───── Listing

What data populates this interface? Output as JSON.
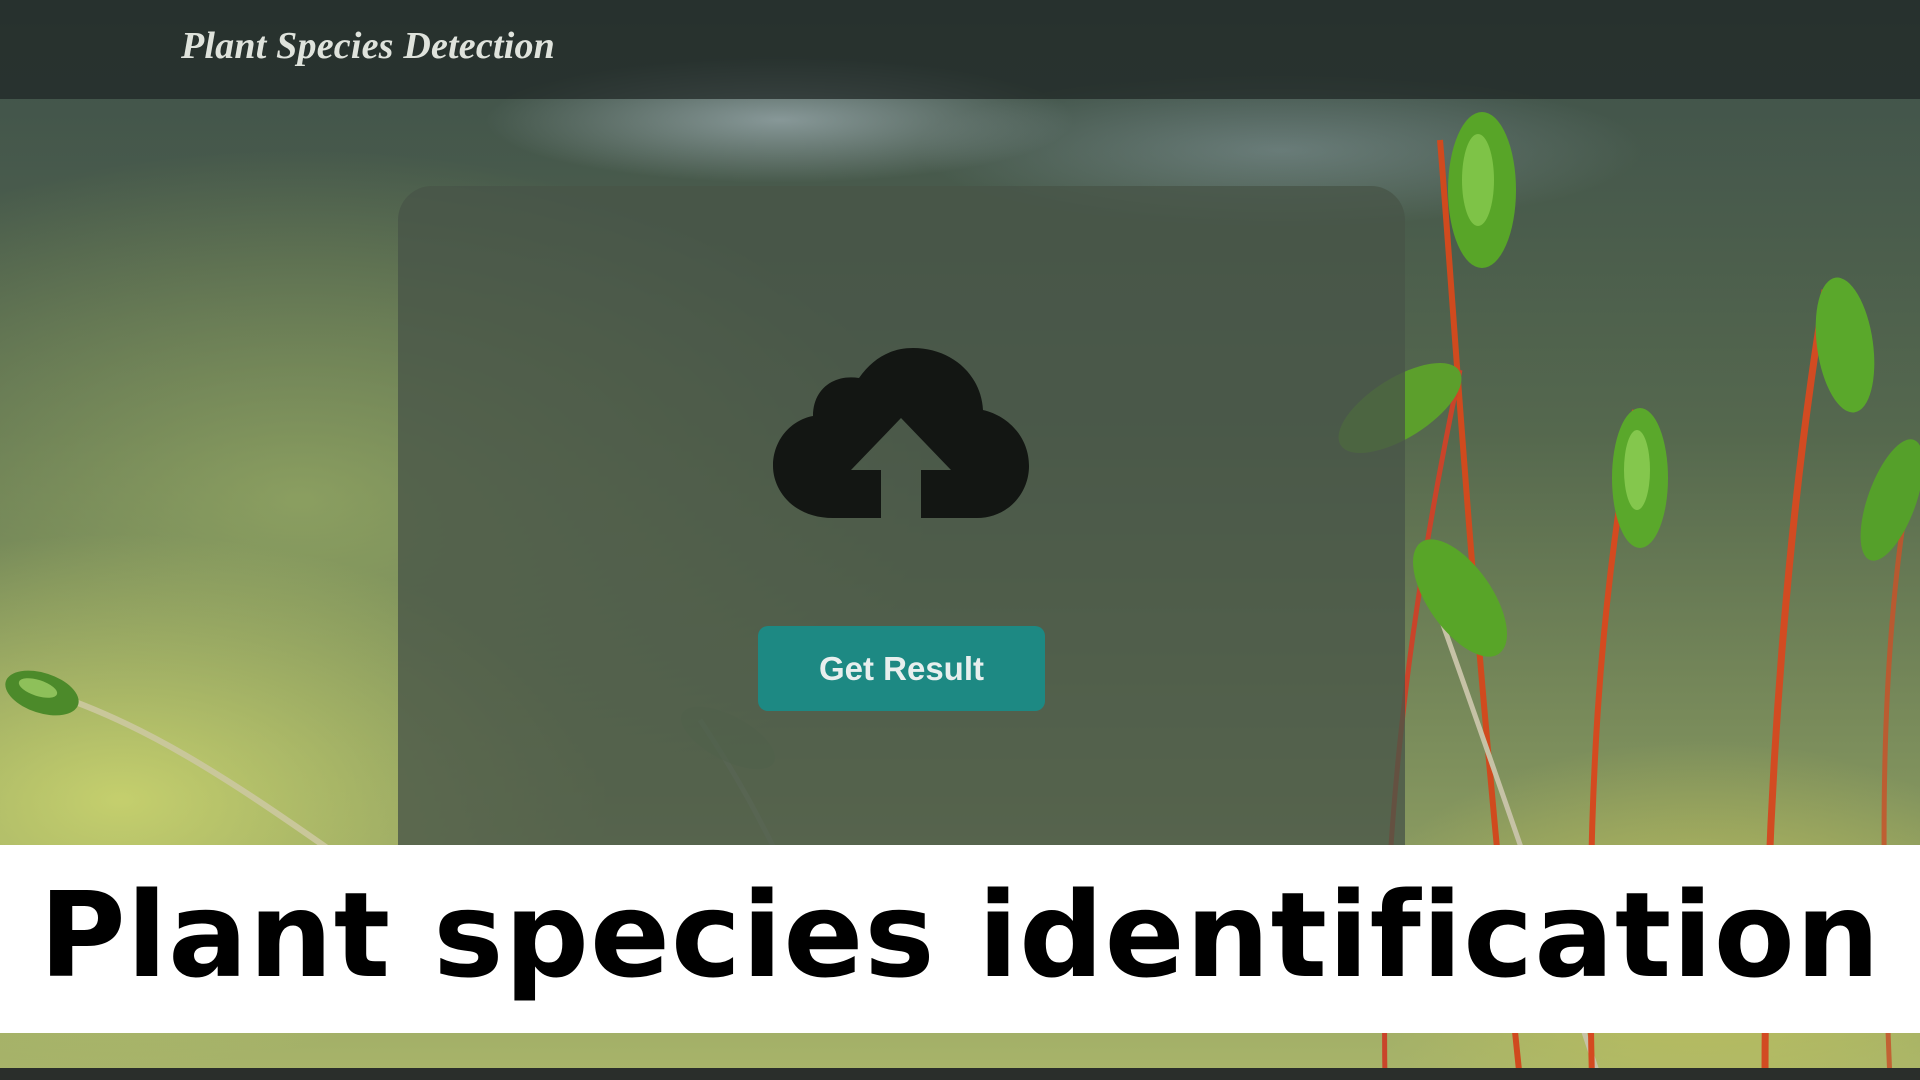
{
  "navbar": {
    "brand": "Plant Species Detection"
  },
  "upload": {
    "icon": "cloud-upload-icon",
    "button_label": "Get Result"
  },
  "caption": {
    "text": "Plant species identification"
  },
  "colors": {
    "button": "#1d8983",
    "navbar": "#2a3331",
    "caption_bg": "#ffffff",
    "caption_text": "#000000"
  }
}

──────────

Exercise:
Read the entries and select each line where the word "Plant" is found.

Response to the exercise:
    "brand": "Plant Species Detection"
    "text": "Plant species identification"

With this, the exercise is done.